-- WHAT TO WORK ON --
Write the material out again exactly as it stands.
***
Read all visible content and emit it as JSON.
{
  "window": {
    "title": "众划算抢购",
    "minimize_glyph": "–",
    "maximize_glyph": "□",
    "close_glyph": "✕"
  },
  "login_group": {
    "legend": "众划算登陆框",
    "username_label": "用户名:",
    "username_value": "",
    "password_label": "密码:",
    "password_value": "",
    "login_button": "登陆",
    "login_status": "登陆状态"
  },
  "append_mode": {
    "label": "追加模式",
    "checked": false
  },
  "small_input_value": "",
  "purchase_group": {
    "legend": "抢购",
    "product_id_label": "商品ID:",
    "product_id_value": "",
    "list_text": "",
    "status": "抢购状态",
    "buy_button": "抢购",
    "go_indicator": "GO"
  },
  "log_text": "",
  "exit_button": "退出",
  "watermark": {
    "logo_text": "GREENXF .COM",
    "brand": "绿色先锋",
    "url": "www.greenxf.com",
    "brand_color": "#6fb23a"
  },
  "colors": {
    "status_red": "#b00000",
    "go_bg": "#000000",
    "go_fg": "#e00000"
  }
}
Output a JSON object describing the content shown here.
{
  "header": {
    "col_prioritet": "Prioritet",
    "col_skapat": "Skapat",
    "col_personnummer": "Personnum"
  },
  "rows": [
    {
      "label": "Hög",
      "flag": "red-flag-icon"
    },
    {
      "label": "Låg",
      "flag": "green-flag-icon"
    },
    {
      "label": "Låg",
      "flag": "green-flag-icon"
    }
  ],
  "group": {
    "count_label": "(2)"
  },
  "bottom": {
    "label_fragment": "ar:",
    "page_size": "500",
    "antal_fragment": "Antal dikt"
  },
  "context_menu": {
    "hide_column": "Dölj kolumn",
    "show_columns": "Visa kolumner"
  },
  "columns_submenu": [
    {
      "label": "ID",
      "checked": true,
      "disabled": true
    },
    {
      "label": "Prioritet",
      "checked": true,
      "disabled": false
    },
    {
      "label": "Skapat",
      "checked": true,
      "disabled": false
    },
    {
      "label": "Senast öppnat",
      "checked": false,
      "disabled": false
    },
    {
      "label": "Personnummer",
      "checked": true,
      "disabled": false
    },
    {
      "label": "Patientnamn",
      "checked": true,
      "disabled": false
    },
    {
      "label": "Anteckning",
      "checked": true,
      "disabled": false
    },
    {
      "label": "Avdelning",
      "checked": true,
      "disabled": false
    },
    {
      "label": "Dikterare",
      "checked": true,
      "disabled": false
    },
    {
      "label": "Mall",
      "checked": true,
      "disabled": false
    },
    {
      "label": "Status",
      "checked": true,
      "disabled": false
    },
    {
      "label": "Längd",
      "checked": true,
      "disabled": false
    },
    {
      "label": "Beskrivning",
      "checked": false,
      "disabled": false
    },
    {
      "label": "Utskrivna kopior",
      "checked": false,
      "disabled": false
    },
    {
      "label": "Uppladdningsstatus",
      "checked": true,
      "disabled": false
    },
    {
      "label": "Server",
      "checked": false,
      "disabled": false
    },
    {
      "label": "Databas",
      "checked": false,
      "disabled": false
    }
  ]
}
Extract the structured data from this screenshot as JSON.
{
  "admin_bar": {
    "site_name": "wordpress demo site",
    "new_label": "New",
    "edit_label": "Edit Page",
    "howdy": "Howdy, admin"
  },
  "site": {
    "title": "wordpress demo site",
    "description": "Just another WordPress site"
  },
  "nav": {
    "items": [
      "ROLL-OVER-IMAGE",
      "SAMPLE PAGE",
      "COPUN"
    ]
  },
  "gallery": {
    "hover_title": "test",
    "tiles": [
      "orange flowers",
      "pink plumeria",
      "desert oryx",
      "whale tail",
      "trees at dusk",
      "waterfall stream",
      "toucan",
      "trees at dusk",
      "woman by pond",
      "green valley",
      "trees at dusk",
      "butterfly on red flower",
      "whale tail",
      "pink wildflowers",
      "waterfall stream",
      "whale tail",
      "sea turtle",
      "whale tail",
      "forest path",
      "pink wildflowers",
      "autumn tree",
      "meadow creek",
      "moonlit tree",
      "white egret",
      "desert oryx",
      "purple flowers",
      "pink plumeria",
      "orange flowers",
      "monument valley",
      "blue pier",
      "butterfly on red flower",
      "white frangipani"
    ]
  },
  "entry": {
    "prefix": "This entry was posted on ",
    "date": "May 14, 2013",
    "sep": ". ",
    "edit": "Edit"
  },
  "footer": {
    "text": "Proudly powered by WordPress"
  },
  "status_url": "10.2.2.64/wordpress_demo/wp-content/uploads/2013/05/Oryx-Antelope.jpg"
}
***
-- ANSWER TO THIS EXERCISE --
Read all visible content and emit it as JSON.
{
  "window": {
    "title": "众划算抢购",
    "minimize_glyph": "–",
    "maximize_glyph": "□",
    "close_glyph": "✕"
  },
  "login_group": {
    "legend": "众划算登陆框",
    "username_label": "用户名:",
    "username_value": "",
    "password_label": "密码:",
    "password_value": "",
    "login_button": "登陆",
    "login_status": "登陆状态"
  },
  "append_mode": {
    "label": "追加模式",
    "checked": false
  },
  "small_input_value": "",
  "purchase_group": {
    "legend": "抢购",
    "product_id_label": "商品ID:",
    "product_id_value": "",
    "list_text": "",
    "status": "抢购状态",
    "buy_button": "抢购",
    "go_indicator": "GO"
  },
  "log_text": "",
  "exit_button": "退出",
  "watermark": {
    "logo_text": "GREENXF .COM",
    "brand": "绿色先锋",
    "url": "www.greenxf.com",
    "brand_color": "#6fb23a"
  },
  "colors": {
    "status_red": "#b00000",
    "go_bg": "#000000",
    "go_fg": "#e00000"
  }
}
Output a JSON object describing the content shown here.
{
  "header": {
    "col_prioritet": "Prioritet",
    "col_skapat": "Skapat",
    "col_personnummer": "Personnum"
  },
  "rows": [
    {
      "label": "Hög",
      "flag": "red-flag-icon"
    },
    {
      "label": "Låg",
      "flag": "green-flag-icon"
    },
    {
      "label": "Låg",
      "flag": "green-flag-icon"
    }
  ],
  "group": {
    "count_label": "(2)"
  },
  "bottom": {
    "label_fragment": "ar:",
    "page_size": "500",
    "antal_fragment": "Antal dikt"
  },
  "context_menu": {
    "hide_column": "Dölj kolumn",
    "show_columns": "Visa kolumner"
  },
  "columns_submenu": [
    {
      "label": "ID",
      "checked": true,
      "disabled": true
    },
    {
      "label": "Prioritet",
      "checked": true,
      "disabled": false
    },
    {
      "label": "Skapat",
      "checked": true,
      "disabled": false
    },
    {
      "label": "Senast öppnat",
      "checked": false,
      "disabled": false
    },
    {
      "label": "Personnummer",
      "checked": true,
      "disabled": false
    },
    {
      "label": "Patientnamn",
      "checked": true,
      "disabled": false
    },
    {
      "label": "Anteckning",
      "checked": true,
      "disabled": false
    },
    {
      "label": "Avdelning",
      "checked": true,
      "disabled": false
    },
    {
      "label": "Dikterare",
      "checked": true,
      "disabled": false
    },
    {
      "label": "Mall",
      "checked": true,
      "disabled": false
    },
    {
      "label": "Status",
      "checked": true,
      "disabled": false
    },
    {
      "label": "Längd",
      "checked": true,
      "disabled": false
    },
    {
      "label": "Beskrivning",
      "checked": false,
      "disabled": false
    },
    {
      "label": "Utskrivna kopior",
      "checked": false,
      "disabled": false
    },
    {
      "label": "Uppladdningsstatus",
      "checked": true,
      "disabled": false
    },
    {
      "label": "Server",
      "checked": false,
      "disabled": false
    },
    {
      "label": "Databas",
      "checked": false,
      "disabled": false
    }
  ]
}
Extract the structured data from this screenshot as JSON.
{
  "admin_bar": {
    "site_name": "wordpress demo site",
    "new_label": "New",
    "edit_label": "Edit Page",
    "howdy": "Howdy, admin"
  },
  "site": {
    "title": "wordpress demo site",
    "description": "Just another WordPress site"
  },
  "nav": {
    "items": [
      "ROLL-OVER-IMAGE",
      "SAMPLE PAGE",
      "COPUN"
    ]
  },
  "gallery": {
    "hover_title": "test",
    "tiles": [
      "orange flowers",
      "pink plumeria",
      "desert oryx",
      "whale tail",
      "trees at dusk",
      "waterfall stream",
      "toucan",
      "trees at dusk",
      "woman by pond",
      "green valley",
      "trees at dusk",
      "butterfly on red flower",
      "whale tail",
      "pink wildflowers",
      "waterfall stream",
      "whale tail",
      "sea turtle",
      "whale tail",
      "forest path",
      "pink wildflowers",
      "autumn tree",
      "meadow creek",
      "moonlit tree",
      "white egret",
      "desert oryx",
      "purple flowers",
      "pink plumeria",
      "orange flowers",
      "monument valley",
      "blue pier",
      "butterfly on red flower",
      "white frangipani"
    ]
  },
  "entry": {
    "prefix": "This entry was posted on ",
    "date": "May 14, 2013",
    "sep": ". ",
    "edit": "Edit"
  },
  "footer": {
    "text": "Proudly powered by WordPress"
  },
  "status_url": "10.2.2.64/wordpress_demo/wp-content/uploads/2013/05/Oryx-Antelope.jpg"
}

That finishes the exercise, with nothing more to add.